>> BEGIN Record extracts

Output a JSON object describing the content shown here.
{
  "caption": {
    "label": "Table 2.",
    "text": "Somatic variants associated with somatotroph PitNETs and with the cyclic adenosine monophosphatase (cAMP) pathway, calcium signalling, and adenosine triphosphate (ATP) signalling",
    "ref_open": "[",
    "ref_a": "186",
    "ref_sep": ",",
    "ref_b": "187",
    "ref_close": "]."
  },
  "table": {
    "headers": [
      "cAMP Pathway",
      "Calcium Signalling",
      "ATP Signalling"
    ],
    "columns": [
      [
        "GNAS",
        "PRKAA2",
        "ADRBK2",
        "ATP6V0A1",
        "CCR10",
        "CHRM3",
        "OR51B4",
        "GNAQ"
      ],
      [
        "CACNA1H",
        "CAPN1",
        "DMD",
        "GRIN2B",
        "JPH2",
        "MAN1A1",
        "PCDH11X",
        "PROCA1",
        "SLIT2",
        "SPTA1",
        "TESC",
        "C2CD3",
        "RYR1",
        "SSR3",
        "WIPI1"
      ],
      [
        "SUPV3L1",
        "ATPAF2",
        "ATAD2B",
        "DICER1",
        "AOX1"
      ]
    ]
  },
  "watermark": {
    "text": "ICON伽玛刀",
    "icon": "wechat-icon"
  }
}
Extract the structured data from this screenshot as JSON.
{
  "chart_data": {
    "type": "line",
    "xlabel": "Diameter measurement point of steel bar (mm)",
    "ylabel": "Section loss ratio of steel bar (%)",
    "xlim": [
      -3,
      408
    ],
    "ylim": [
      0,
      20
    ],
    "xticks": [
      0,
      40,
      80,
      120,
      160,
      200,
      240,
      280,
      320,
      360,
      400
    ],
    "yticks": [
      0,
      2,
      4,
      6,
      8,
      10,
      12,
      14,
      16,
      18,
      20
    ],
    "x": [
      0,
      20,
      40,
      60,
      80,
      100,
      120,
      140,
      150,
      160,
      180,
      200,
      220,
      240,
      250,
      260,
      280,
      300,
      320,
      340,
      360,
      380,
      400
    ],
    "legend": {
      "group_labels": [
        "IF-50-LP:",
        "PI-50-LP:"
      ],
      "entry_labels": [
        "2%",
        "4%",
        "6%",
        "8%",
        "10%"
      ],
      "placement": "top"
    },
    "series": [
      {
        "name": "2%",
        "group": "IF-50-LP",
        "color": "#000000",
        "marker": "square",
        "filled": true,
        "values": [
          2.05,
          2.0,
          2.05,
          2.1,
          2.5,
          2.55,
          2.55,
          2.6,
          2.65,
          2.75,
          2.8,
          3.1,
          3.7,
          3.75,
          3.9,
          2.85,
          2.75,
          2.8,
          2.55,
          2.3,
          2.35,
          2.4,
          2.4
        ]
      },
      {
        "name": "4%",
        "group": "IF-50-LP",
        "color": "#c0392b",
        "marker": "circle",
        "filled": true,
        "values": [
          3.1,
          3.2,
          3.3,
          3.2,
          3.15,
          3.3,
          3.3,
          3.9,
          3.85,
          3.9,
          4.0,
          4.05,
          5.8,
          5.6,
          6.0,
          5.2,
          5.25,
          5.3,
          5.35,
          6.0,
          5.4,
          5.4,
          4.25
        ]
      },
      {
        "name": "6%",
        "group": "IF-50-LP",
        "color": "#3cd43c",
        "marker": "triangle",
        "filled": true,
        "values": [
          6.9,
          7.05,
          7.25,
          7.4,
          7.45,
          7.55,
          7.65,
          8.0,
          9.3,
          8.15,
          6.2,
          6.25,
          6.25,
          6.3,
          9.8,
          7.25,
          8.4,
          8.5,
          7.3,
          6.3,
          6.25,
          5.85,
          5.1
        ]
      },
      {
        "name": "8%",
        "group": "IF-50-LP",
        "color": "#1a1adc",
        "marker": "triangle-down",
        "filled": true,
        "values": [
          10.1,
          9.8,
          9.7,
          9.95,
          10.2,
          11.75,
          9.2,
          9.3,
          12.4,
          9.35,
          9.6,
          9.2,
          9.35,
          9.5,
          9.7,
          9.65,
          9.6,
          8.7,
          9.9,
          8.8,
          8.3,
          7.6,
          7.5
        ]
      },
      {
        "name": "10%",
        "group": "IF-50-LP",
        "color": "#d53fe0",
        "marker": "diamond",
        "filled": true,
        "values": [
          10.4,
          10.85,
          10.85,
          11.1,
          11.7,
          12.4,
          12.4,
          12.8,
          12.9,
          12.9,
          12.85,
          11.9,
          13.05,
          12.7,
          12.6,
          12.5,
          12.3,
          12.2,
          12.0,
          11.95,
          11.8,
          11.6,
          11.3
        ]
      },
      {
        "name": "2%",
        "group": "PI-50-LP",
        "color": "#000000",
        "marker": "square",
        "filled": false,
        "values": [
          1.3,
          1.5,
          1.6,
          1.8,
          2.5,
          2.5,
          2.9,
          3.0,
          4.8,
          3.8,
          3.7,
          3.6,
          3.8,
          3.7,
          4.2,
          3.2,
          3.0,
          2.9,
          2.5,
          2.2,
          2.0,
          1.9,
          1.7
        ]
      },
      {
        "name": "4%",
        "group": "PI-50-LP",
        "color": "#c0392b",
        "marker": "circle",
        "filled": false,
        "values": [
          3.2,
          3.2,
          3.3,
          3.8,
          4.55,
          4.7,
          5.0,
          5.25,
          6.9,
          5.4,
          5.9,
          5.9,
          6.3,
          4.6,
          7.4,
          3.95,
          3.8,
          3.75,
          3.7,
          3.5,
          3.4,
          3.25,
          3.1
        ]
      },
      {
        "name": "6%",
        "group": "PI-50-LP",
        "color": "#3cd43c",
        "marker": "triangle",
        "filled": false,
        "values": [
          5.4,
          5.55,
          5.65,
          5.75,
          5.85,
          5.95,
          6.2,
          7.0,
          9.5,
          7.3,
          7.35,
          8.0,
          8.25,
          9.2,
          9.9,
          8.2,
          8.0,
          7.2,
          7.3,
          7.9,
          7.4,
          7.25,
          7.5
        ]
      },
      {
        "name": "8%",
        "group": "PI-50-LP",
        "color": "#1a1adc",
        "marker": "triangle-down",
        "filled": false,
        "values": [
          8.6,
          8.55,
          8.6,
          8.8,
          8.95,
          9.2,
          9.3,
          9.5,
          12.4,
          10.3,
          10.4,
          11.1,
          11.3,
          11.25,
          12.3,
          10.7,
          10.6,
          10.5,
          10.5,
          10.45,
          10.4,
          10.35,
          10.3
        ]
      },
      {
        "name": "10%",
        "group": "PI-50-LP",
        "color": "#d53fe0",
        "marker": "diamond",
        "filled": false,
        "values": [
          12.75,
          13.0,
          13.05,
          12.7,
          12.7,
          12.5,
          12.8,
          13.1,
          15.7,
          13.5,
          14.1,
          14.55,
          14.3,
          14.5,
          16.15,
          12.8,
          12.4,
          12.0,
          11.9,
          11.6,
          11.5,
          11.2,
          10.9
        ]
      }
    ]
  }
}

>> END Record extracts

Given task:
Recopy the entries above in their entirety, exactly.

Expected output:
Output a JSON object describing the content shown here.
{
  "caption": {
    "label": "Table 2.",
    "text": "Somatic variants associated with somatotroph PitNETs and with the cyclic adenosine monophosphatase (cAMP) pathway, calcium signalling, and adenosine triphosphate (ATP) signalling",
    "ref_open": "[",
    "ref_a": "186",
    "ref_sep": ",",
    "ref_b": "187",
    "ref_close": "]."
  },
  "table": {
    "headers": [
      "cAMP Pathway",
      "Calcium Signalling",
      "ATP Signalling"
    ],
    "columns": [
      [
        "GNAS",
        "PRKAA2",
        "ADRBK2",
        "ATP6V0A1",
        "CCR10",
        "CHRM3",
        "OR51B4",
        "GNAQ"
      ],
      [
        "CACNA1H",
        "CAPN1",
        "DMD",
        "GRIN2B",
        "JPH2",
        "MAN1A1",
        "PCDH11X",
        "PROCA1",
        "SLIT2",
        "SPTA1",
        "TESC",
        "C2CD3",
        "RYR1",
        "SSR3",
        "WIPI1"
      ],
      [
        "SUPV3L1",
        "ATPAF2",
        "ATAD2B",
        "DICER1",
        "AOX1"
      ]
    ]
  },
  "watermark": {
    "text": "ICON伽玛刀",
    "icon": "wechat-icon"
  }
}
Extract the structured data from this screenshot as JSON.
{
  "chart_data": {
    "type": "line",
    "xlabel": "Diameter measurement point of steel bar (mm)",
    "ylabel": "Section loss ratio of steel bar (%)",
    "xlim": [
      -3,
      408
    ],
    "ylim": [
      0,
      20
    ],
    "xticks": [
      0,
      40,
      80,
      120,
      160,
      200,
      240,
      280,
      320,
      360,
      400
    ],
    "yticks": [
      0,
      2,
      4,
      6,
      8,
      10,
      12,
      14,
      16,
      18,
      20
    ],
    "x": [
      0,
      20,
      40,
      60,
      80,
      100,
      120,
      140,
      150,
      160,
      180,
      200,
      220,
      240,
      250,
      260,
      280,
      300,
      320,
      340,
      360,
      380,
      400
    ],
    "legend": {
      "group_labels": [
        "IF-50-LP:",
        "PI-50-LP:"
      ],
      "entry_labels": [
        "2%",
        "4%",
        "6%",
        "8%",
        "10%"
      ],
      "placement": "top"
    },
    "series": [
      {
        "name": "2%",
        "group": "IF-50-LP",
        "color": "#000000",
        "marker": "square",
        "filled": true,
        "values": [
          2.05,
          2.0,
          2.05,
          2.1,
          2.5,
          2.55,
          2.55,
          2.6,
          2.65,
          2.75,
          2.8,
          3.1,
          3.7,
          3.75,
          3.9,
          2.85,
          2.75,
          2.8,
          2.55,
          2.3,
          2.35,
          2.4,
          2.4
        ]
      },
      {
        "name": "4%",
        "group": "IF-50-LP",
        "color": "#c0392b",
        "marker": "circle",
        "filled": true,
        "values": [
          3.1,
          3.2,
          3.3,
          3.2,
          3.15,
          3.3,
          3.3,
          3.9,
          3.85,
          3.9,
          4.0,
          4.05,
          5.8,
          5.6,
          6.0,
          5.2,
          5.25,
          5.3,
          5.35,
          6.0,
          5.4,
          5.4,
          4.25
        ]
      },
      {
        "name": "6%",
        "group": "IF-50-LP",
        "color": "#3cd43c",
        "marker": "triangle",
        "filled": true,
        "values": [
          6.9,
          7.05,
          7.25,
          7.4,
          7.45,
          7.55,
          7.65,
          8.0,
          9.3,
          8.15,
          6.2,
          6.25,
          6.25,
          6.3,
          9.8,
          7.25,
          8.4,
          8.5,
          7.3,
          6.3,
          6.25,
          5.85,
          5.1
        ]
      },
      {
        "name": "8%",
        "group": "IF-50-LP",
        "color": "#1a1adc",
        "marker": "triangle-down",
        "filled": true,
        "values": [
          10.1,
          9.8,
          9.7,
          9.95,
          10.2,
          11.75,
          9.2,
          9.3,
          12.4,
          9.35,
          9.6,
          9.2,
          9.35,
          9.5,
          9.7,
          9.65,
          9.6,
          8.7,
          9.9,
          8.8,
          8.3,
          7.6,
          7.5
        ]
      },
      {
        "name": "10%",
        "group": "IF-50-LP",
        "color": "#d53fe0",
        "marker": "diamond",
        "filled": true,
        "values": [
          10.4,
          10.85,
          10.85,
          11.1,
          11.7,
          12.4,
          12.4,
          12.8,
          12.9,
          12.9,
          12.85,
          11.9,
          13.05,
          12.7,
          12.6,
          12.5,
          12.3,
          12.2,
          12.0,
          11.95,
          11.8,
          11.6,
          11.3
        ]
      },
      {
        "name": "2%",
        "group": "PI-50-LP",
        "color": "#000000",
        "marker": "square",
        "filled": false,
        "values": [
          1.3,
          1.5,
          1.6,
          1.8,
          2.5,
          2.5,
          2.9,
          3.0,
          4.8,
          3.8,
          3.7,
          3.6,
          3.8,
          3.7,
          4.2,
          3.2,
          3.0,
          2.9,
          2.5,
          2.2,
          2.0,
          1.9,
          1.7
        ]
      },
      {
        "name": "4%",
        "group": "PI-50-LP",
        "color": "#c0392b",
        "marker": "circle",
        "filled": false,
        "values": [
          3.2,
          3.2,
          3.3,
          3.8,
          4.55,
          4.7,
          5.0,
          5.25,
          6.9,
          5.4,
          5.9,
          5.9,
          6.3,
          4.6,
          7.4,
          3.95,
          3.8,
          3.75,
          3.7,
          3.5,
          3.4,
          3.25,
          3.1
        ]
      },
      {
        "name": "6%",
        "group": "PI-50-LP",
        "color": "#3cd43c",
        "marker": "triangle",
        "filled": false,
        "values": [
          5.4,
          5.55,
          5.65,
          5.75,
          5.85,
          5.95,
          6.2,
          7.0,
          9.5,
          7.3,
          7.35,
          8.0,
          8.25,
          9.2,
          9.9,
          8.2,
          8.0,
          7.2,
          7.3,
          7.9,
          7.4,
          7.25,
          7.5
        ]
      },
      {
        "name": "8%",
        "group": "PI-50-LP",
        "color": "#1a1adc",
        "marker": "triangle-down",
        "filled": false,
        "values": [
          8.6,
          8.55,
          8.6,
          8.8,
          8.95,
          9.2,
          9.3,
          9.5,
          12.4,
          10.3,
          10.4,
          11.1,
          11.3,
          11.25,
          12.3,
          10.7,
          10.6,
          10.5,
          10.5,
          10.45,
          10.4,
          10.35,
          10.3
        ]
      },
      {
        "name": "10%",
        "group": "PI-50-LP",
        "color": "#d53fe0",
        "marker": "diamond",
        "filled": false,
        "values": [
          12.75,
          13.0,
          13.05,
          12.7,
          12.7,
          12.5,
          12.8,
          13.1,
          15.7,
          13.5,
          14.1,
          14.55,
          14.3,
          14.5,
          16.15,
          12.8,
          12.4,
          12.0,
          11.9,
          11.6,
          11.5,
          11.2,
          10.9
        ]
      }
    ]
  }
}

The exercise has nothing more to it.